## Supplied information
Begin
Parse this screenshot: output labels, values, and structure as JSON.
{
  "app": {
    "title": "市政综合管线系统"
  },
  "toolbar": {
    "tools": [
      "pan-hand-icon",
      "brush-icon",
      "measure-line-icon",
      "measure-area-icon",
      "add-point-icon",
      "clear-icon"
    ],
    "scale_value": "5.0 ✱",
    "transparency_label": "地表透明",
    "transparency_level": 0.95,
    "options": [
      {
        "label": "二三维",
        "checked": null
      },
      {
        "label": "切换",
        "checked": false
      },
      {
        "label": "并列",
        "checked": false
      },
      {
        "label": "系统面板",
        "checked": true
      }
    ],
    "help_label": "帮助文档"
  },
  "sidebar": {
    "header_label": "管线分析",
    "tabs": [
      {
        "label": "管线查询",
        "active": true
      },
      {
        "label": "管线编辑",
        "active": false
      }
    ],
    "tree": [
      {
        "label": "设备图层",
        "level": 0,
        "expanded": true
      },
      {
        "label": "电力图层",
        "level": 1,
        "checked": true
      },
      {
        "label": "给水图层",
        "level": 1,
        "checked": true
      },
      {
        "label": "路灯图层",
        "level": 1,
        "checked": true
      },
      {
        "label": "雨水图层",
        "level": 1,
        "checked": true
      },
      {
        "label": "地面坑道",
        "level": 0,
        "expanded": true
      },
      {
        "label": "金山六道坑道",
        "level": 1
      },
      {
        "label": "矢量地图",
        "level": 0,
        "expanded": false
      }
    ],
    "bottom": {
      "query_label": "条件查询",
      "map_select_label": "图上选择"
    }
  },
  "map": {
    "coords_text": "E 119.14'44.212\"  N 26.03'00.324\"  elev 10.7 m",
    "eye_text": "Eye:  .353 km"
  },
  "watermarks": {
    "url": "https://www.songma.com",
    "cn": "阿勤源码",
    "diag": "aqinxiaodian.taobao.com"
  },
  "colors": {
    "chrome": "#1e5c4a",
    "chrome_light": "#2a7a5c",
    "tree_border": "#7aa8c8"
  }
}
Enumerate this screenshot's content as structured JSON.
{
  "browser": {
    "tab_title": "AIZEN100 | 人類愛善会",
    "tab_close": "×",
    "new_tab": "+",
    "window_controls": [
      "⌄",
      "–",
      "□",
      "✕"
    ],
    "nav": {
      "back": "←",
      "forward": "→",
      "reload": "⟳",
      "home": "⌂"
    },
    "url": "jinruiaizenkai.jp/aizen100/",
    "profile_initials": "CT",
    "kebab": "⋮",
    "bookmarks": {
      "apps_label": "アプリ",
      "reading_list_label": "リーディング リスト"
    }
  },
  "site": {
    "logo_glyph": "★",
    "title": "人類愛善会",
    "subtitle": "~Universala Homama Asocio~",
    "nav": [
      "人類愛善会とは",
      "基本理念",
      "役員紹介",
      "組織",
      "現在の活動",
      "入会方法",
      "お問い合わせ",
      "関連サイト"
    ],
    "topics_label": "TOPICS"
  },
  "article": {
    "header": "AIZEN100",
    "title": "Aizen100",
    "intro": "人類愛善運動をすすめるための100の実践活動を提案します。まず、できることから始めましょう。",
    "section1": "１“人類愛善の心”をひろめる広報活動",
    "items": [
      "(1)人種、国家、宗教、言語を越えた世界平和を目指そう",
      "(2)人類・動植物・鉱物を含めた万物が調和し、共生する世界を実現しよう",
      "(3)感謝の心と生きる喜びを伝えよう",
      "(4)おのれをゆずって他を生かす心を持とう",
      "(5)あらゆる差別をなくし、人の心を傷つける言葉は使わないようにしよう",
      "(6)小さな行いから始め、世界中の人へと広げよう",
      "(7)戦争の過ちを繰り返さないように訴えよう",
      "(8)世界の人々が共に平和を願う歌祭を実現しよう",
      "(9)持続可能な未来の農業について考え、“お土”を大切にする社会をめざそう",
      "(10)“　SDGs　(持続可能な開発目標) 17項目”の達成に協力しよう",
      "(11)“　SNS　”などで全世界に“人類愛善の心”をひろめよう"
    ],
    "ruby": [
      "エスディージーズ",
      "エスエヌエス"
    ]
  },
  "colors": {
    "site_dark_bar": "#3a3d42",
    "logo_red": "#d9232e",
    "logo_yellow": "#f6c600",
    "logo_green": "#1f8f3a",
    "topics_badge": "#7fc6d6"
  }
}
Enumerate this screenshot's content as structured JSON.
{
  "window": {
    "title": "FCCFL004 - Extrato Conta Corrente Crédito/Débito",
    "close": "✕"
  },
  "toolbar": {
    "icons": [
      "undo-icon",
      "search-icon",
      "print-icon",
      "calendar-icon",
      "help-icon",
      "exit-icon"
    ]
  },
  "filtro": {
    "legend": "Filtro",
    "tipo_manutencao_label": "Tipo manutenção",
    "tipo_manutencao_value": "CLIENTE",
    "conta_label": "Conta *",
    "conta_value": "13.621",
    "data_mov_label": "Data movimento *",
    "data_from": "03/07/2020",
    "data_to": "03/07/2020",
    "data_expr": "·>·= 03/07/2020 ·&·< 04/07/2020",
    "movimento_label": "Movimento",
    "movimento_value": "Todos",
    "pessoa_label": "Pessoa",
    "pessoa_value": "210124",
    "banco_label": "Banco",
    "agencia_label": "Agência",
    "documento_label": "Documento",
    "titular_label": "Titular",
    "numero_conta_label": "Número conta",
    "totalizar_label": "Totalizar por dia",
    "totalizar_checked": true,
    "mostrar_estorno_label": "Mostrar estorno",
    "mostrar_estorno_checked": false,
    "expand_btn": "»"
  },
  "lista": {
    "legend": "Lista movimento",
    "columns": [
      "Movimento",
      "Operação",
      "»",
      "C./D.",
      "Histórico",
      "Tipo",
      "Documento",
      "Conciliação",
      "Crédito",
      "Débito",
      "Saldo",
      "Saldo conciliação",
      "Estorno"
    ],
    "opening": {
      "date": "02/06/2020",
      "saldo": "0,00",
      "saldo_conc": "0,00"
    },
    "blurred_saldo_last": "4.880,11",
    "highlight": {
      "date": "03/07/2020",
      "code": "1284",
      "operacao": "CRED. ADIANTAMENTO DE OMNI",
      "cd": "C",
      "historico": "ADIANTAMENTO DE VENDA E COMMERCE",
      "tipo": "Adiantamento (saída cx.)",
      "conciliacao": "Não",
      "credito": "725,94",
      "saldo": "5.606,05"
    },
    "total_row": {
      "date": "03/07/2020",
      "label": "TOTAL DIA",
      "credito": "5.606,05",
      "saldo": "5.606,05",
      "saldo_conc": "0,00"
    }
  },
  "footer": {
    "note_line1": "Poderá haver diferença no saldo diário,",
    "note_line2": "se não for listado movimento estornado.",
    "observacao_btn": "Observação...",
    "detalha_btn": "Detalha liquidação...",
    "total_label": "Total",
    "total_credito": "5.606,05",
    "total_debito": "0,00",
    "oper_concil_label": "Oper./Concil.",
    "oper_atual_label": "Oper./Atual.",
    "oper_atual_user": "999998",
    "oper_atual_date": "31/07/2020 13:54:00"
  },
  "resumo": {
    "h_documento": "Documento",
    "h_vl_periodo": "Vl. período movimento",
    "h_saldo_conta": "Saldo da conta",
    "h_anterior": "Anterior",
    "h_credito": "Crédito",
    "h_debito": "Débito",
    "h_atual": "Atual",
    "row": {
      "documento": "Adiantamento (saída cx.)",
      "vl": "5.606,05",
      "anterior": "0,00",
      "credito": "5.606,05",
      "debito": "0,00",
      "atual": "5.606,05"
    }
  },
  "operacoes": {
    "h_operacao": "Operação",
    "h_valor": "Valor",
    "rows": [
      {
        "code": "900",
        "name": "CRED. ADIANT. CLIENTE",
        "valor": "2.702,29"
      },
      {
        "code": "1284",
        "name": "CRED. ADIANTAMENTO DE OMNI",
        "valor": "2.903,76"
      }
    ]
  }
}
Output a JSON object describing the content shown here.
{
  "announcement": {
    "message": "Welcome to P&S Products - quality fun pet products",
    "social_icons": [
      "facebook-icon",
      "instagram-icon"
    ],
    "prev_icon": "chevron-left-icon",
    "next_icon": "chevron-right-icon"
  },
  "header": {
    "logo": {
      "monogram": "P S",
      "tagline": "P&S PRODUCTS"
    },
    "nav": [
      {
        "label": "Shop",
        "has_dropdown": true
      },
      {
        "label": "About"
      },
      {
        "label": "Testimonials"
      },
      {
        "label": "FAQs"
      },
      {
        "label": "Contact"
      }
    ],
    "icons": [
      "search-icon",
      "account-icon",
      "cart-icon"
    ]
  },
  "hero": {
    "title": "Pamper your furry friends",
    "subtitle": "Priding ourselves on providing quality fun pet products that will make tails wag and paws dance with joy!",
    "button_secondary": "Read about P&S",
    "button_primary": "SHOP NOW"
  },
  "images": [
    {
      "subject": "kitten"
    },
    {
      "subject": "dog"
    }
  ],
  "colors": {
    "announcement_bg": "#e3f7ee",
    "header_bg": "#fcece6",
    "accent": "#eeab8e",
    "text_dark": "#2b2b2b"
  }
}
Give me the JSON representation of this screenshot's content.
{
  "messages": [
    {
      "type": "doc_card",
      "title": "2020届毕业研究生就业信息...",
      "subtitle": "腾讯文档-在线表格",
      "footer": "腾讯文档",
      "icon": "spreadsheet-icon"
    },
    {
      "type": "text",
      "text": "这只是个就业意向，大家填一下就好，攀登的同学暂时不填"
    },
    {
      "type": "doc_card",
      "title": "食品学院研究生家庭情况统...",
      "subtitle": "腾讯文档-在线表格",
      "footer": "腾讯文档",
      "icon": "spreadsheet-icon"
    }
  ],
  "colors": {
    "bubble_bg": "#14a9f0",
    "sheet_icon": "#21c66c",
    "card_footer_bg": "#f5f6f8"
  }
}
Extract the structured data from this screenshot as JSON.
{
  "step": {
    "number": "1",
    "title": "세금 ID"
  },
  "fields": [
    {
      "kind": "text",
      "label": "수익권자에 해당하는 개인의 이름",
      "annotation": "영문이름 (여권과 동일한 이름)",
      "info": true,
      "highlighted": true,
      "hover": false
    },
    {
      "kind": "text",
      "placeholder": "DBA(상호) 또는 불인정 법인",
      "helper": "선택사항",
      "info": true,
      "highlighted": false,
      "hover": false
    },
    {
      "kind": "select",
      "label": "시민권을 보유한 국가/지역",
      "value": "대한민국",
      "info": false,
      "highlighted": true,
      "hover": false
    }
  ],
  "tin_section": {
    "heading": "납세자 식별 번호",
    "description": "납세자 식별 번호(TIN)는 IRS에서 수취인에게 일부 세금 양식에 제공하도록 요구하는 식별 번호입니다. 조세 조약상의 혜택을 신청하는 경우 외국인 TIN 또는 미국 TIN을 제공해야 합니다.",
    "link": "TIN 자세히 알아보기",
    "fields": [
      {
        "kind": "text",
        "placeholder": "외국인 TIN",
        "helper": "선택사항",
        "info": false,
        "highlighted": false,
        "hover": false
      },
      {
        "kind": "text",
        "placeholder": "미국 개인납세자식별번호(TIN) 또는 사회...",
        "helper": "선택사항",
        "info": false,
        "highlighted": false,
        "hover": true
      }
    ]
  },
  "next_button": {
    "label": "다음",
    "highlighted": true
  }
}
End
## Exercise instructions
Search the records for the word "人類愛善の心", then list every line that has it.

## Full solution
    "section1": "１“人類愛善の心”をひろめる広報活動",
      "(11)“　SNS　”などで全世界に“人類愛善の心”をひろめよう"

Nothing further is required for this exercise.